Your goal ->
Transcribe everything in the data word for word. Pictures are left out.

Data to process ->
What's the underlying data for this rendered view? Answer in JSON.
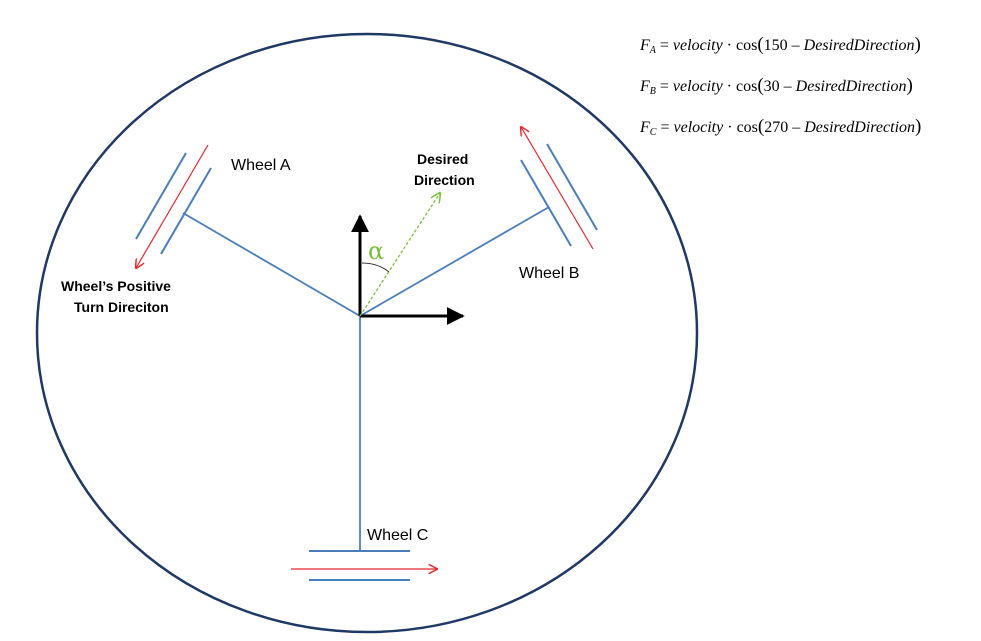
{
  "labels": {
    "wheel_a": "Wheel A",
    "wheel_b": "Wheel B",
    "wheel_c": "Wheel C",
    "desired_direction_line1": "Desired",
    "desired_direction_line2": "Direction",
    "positive_turn_line1": "Wheel’s Positive",
    "positive_turn_line2": "Turn Direciton",
    "angle_symbol": "α"
  },
  "formulas": [
    {
      "subscript": "A",
      "force": "F",
      "velocity": "velocity",
      "cos": "cos",
      "angle": "150",
      "direction": "DesiredDirection"
    },
    {
      "subscript": "B",
      "force": "F",
      "velocity": "velocity",
      "cos": "cos",
      "angle": "30",
      "direction": "DesiredDirection"
    },
    {
      "subscript": "C",
      "force": "F",
      "velocity": "velocity",
      "cos": "cos",
      "angle": "270",
      "direction": "DesiredDirection"
    }
  ],
  "colors": {
    "frame": "#1f3864",
    "structure": "#4a7ebb",
    "turn_arrow": "#e8262b",
    "desired_arrow": "#7bbf3a",
    "axes": "#000000"
  }
}
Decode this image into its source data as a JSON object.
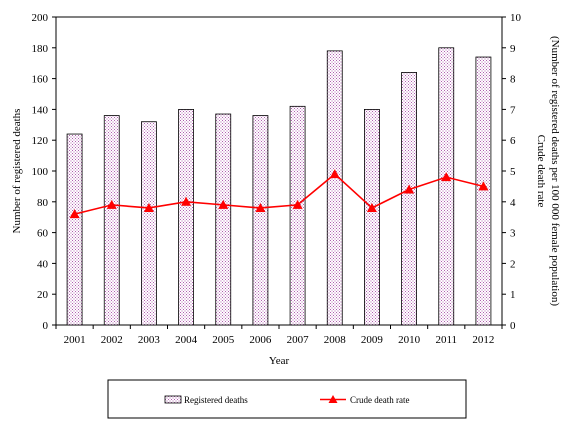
{
  "chart_data": {
    "type": "bar",
    "title": "",
    "xlabel": "Year",
    "ylabel_left": "Number of registered deaths",
    "ylabel_right": "Crude death rate (Number of registered deaths per 100 000 female population)",
    "categories": [
      "2001",
      "2002",
      "2003",
      "2004",
      "2005",
      "2006",
      "2007",
      "2008",
      "2009",
      "2010",
      "2011",
      "2012"
    ],
    "ylim_left": [
      0,
      200
    ],
    "yticks_left": [
      "0",
      "20",
      "40",
      "60",
      "80",
      "100",
      "120",
      "140",
      "160",
      "180",
      "200"
    ],
    "ylim_right": [
      0,
      10
    ],
    "yticks_right": [
      "0",
      "1",
      "2",
      "3",
      "4",
      "5",
      "6",
      "7",
      "8",
      "9",
      "10"
    ],
    "series": [
      {
        "name": "Registered deaths",
        "kind": "bar",
        "axis": "left",
        "color": "#c080c0",
        "values": [
          124,
          136,
          132,
          140,
          137,
          136,
          142,
          178,
          140,
          164,
          180,
          174
        ]
      },
      {
        "name": "Crude death rate",
        "kind": "line",
        "axis": "right",
        "color": "#ff0000",
        "values": [
          3.6,
          3.9,
          3.8,
          4.0,
          3.9,
          3.8,
          3.9,
          4.9,
          3.8,
          4.4,
          4.8,
          4.5
        ]
      }
    ],
    "grid": false,
    "legend": "bottom"
  }
}
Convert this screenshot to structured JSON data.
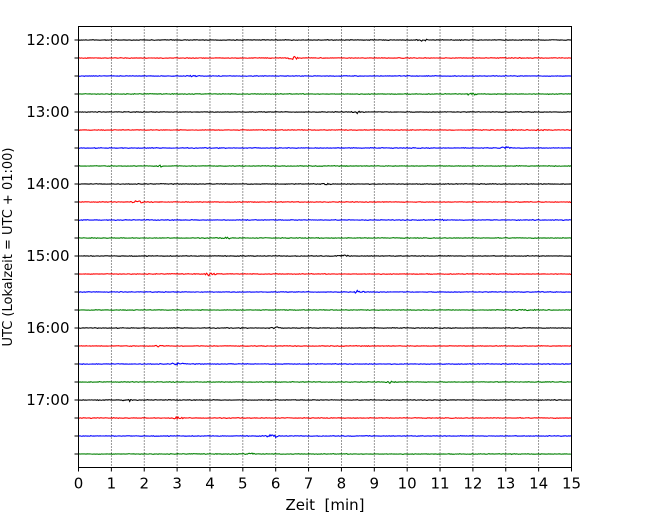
{
  "chart_data": {
    "type": "line",
    "title": "",
    "xlabel": "Zeit  [min]",
    "ylabel": "UTC (Lokalzeit = UTC + 01:00)",
    "xlim": [
      0,
      15
    ],
    "x_ticks": [
      "0",
      "1",
      "2",
      "3",
      "4",
      "5",
      "6",
      "7",
      "8",
      "9",
      "10",
      "11",
      "12",
      "13",
      "14",
      "15"
    ],
    "y_tick_labels": [
      "12:00",
      "13:00",
      "14:00",
      "15:00",
      "16:00",
      "17:00"
    ],
    "grid": {
      "x": true,
      "style": "dotted"
    },
    "trace_interval_minutes": 15,
    "trace_colors": [
      "#000000",
      "#ff0000",
      "#0000ff",
      "#007f00"
    ],
    "series": [
      {
        "start": "12:00",
        "color": "#000000",
        "peak": [
          10.5,
          0.55
        ]
      },
      {
        "start": "12:15",
        "color": "#ff0000",
        "peak": [
          6.5,
          1.0
        ]
      },
      {
        "start": "12:30",
        "color": "#0000ff",
        "peak": [
          3.5,
          0.5
        ]
      },
      {
        "start": "12:45",
        "color": "#007f00",
        "peak": [
          12.0,
          0.5
        ]
      },
      {
        "start": "13:00",
        "color": "#000000",
        "peak": [
          8.5,
          0.5
        ]
      },
      {
        "start": "13:15",
        "color": "#ff0000",
        "peak": [
          14.0,
          0.6
        ]
      },
      {
        "start": "13:30",
        "color": "#0000ff",
        "peak": [
          13.0,
          0.7
        ]
      },
      {
        "start": "13:45",
        "color": "#007f00",
        "peak": [
          2.5,
          0.5
        ]
      },
      {
        "start": "14:00",
        "color": "#000000",
        "peak": [
          7.5,
          0.5
        ]
      },
      {
        "start": "14:15",
        "color": "#ff0000",
        "peak": [
          1.8,
          0.8
        ]
      },
      {
        "start": "14:30",
        "color": "#0000ff",
        "peak": [
          11.0,
          0.5
        ]
      },
      {
        "start": "14:45",
        "color": "#007f00",
        "peak": [
          4.5,
          0.5
        ]
      },
      {
        "start": "15:00",
        "color": "#000000",
        "peak": [
          8.0,
          0.6
        ]
      },
      {
        "start": "15:15",
        "color": "#ff0000",
        "peak": [
          4.0,
          0.9
        ]
      },
      {
        "start": "15:30",
        "color": "#0000ff",
        "peak": [
          8.5,
          0.6
        ]
      },
      {
        "start": "15:45",
        "color": "#007f00",
        "peak": [
          13.5,
          0.5
        ]
      },
      {
        "start": "16:00",
        "color": "#000000",
        "peak": [
          6.0,
          0.5
        ]
      },
      {
        "start": "16:15",
        "color": "#ff0000",
        "peak": [
          2.5,
          0.6
        ]
      },
      {
        "start": "16:30",
        "color": "#0000ff",
        "peak": [
          3.0,
          0.7
        ]
      },
      {
        "start": "16:45",
        "color": "#007f00",
        "peak": [
          9.5,
          0.5
        ]
      },
      {
        "start": "17:00",
        "color": "#000000",
        "peak": [
          1.5,
          0.6
        ]
      },
      {
        "start": "17:15",
        "color": "#ff0000",
        "peak": [
          3.0,
          0.8
        ]
      },
      {
        "start": "17:30",
        "color": "#0000ff",
        "peak": [
          5.9,
          1.0
        ]
      },
      {
        "start": "17:45",
        "color": "#007f00",
        "peak": [
          5.2,
          0.6
        ]
      }
    ]
  }
}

Answer to the task ->
What's the underlying data for this rendered view? Answer in JSON.
{
  "labels": {
    "wheel_a": "Wheel A",
    "wheel_b": "Wheel B",
    "wheel_c": "Wheel C",
    "desired_direction_line1": "Desired",
    "desired_direction_line2": "Direction",
    "positive_turn_line1": "Wheel’s Positive",
    "positive_turn_line2": "Turn Direciton",
    "angle_symbol": "α"
  },
  "formulas": [
    {
      "subscript": "A",
      "force": "F",
      "velocity": "velocity",
      "cos": "cos",
      "angle": "150",
      "direction": "DesiredDirection"
    },
    {
      "subscript": "B",
      "force": "F",
      "velocity": "velocity",
      "cos": "cos",
      "angle": "30",
      "direction": "DesiredDirection"
    },
    {
      "subscript": "C",
      "force": "F",
      "velocity": "velocity",
      "cos": "cos",
      "angle": "270",
      "direction": "DesiredDirection"
    }
  ],
  "colors": {
    "frame": "#1f3864",
    "structure": "#4a7ebb",
    "turn_arrow": "#e8262b",
    "desired_arrow": "#7bbf3a",
    "axes": "#000000"
  }
}
Decode this image into its source data as a JSON object.
{
  "chart_data": {
    "type": "bar",
    "title": "",
    "xlabel": "Year",
    "ylabel_left": "Number of registered deaths",
    "ylabel_right": "Crude death rate (Number of registered deaths per 100 000 female population)",
    "categories": [
      "2001",
      "2002",
      "2003",
      "2004",
      "2005",
      "2006",
      "2007",
      "2008",
      "2009",
      "2010",
      "2011",
      "2012"
    ],
    "ylim_left": [
      0,
      200
    ],
    "yticks_left": [
      "0",
      "20",
      "40",
      "60",
      "80",
      "100",
      "120",
      "140",
      "160",
      "180",
      "200"
    ],
    "ylim_right": [
      0,
      10
    ],
    "yticks_right": [
      "0",
      "1",
      "2",
      "3",
      "4",
      "5",
      "6",
      "7",
      "8",
      "9",
      "10"
    ],
    "series": [
      {
        "name": "Registered deaths",
        "kind": "bar",
        "axis": "left",
        "color": "#c080c0",
        "values": [
          124,
          136,
          132,
          140,
          137,
          136,
          142,
          178,
          140,
          164,
          180,
          174
        ]
      },
      {
        "name": "Crude death rate",
        "kind": "line",
        "axis": "right",
        "color": "#ff0000",
        "values": [
          3.6,
          3.9,
          3.8,
          4.0,
          3.9,
          3.8,
          3.9,
          4.9,
          3.8,
          4.4,
          4.8,
          4.5
        ]
      }
    ],
    "grid": false,
    "legend": "bottom"
  }
}
Convert this screenshot to structured JSON data.
{
  "chart_data": {
    "type": "line",
    "title": "",
    "xlabel": "Zeit  [min]",
    "ylabel": "UTC (Lokalzeit = UTC + 01:00)",
    "xlim": [
      0,
      15
    ],
    "x_ticks": [
      "0",
      "1",
      "2",
      "3",
      "4",
      "5",
      "6",
      "7",
      "8",
      "9",
      "10",
      "11",
      "12",
      "13",
      "14",
      "15"
    ],
    "y_tick_labels": [
      "12:00",
      "13:00",
      "14:00",
      "15:00",
      "16:00",
      "17:00"
    ],
    "grid": {
      "x": true,
      "style": "dotted"
    },
    "trace_interval_minutes": 15,
    "trace_colors": [
      "#000000",
      "#ff0000",
      "#0000ff",
      "#007f00"
    ],
    "series": [
      {
        "start": "12:00",
        "color": "#000000",
        "peak": [
          10.5,
          0.55
        ]
      },
      {
        "start": "12:15",
        "color": "#ff0000",
        "peak": [
          6.5,
          1.0
        ]
      },
      {
        "start": "12:30",
        "color": "#0000ff",
        "peak": [
          3.5,
          0.5
        ]
      },
      {
        "start": "12:45",
        "color": "#007f00",
        "peak": [
          12.0,
          0.5
        ]
      },
      {
        "start": "13:00",
        "color": "#000000",
        "peak": [
          8.5,
          0.5
        ]
      },
      {
        "start": "13:15",
        "color": "#ff0000",
        "peak": [
          14.0,
          0.6
        ]
      },
      {
        "start": "13:30",
        "color": "#0000ff",
        "peak": [
          13.0,
          0.7
        ]
      },
      {
        "start": "13:45",
        "color": "#007f00",
        "peak": [
          2.5,
          0.5
        ]
      },
      {
        "start": "14:00",
        "color": "#000000",
        "peak": [
          7.5,
          0.5
        ]
      },
      {
        "start": "14:15",
        "color": "#ff0000",
        "peak": [
          1.8,
          0.8
        ]
      },
      {
        "start": "14:30",
        "color": "#0000ff",
        "peak": [
          11.0,
          0.5
        ]
      },
      {
        "start": "14:45",
        "color": "#007f00",
        "peak": [
          4.5,
          0.5
        ]
      },
      {
        "start": "15:00",
        "color": "#000000",
        "peak": [
          8.0,
          0.6
        ]
      },
      {
        "start": "15:15",
        "color": "#ff0000",
        "peak": [
          4.0,
          0.9
        ]
      },
      {
        "start": "15:30",
        "color": "#0000ff",
        "peak": [
          8.5,
          0.6
        ]
      },
      {
        "start": "15:45",
        "color": "#007f00",
        "peak": [
          13.5,
          0.5
        ]
      },
      {
        "start": "16:00",
        "color": "#000000",
        "peak": [
          6.0,
          0.5
        ]
      },
      {
        "start": "16:15",
        "color": "#ff0000",
        "peak": [
          2.5,
          0.6
        ]
      },
      {
        "start": "16:30",
        "color": "#0000ff",
        "peak": [
          3.0,
          0.7
        ]
      },
      {
        "start": "16:45",
        "color": "#007f00",
        "peak": [
          9.5,
          0.5
        ]
      },
      {
        "start": "17:00",
        "color": "#000000",
        "peak": [
          1.5,
          0.6
        ]
      },
      {
        "start": "17:15",
        "color": "#ff0000",
        "peak": [
          3.0,
          0.8
        ]
      },
      {
        "start": "17:30",
        "color": "#0000ff",
        "peak": [
          5.9,
          1.0
        ]
      },
      {
        "start": "17:45",
        "color": "#007f00",
        "peak": [
          5.2,
          0.6
        ]
      }
    ]
  }
}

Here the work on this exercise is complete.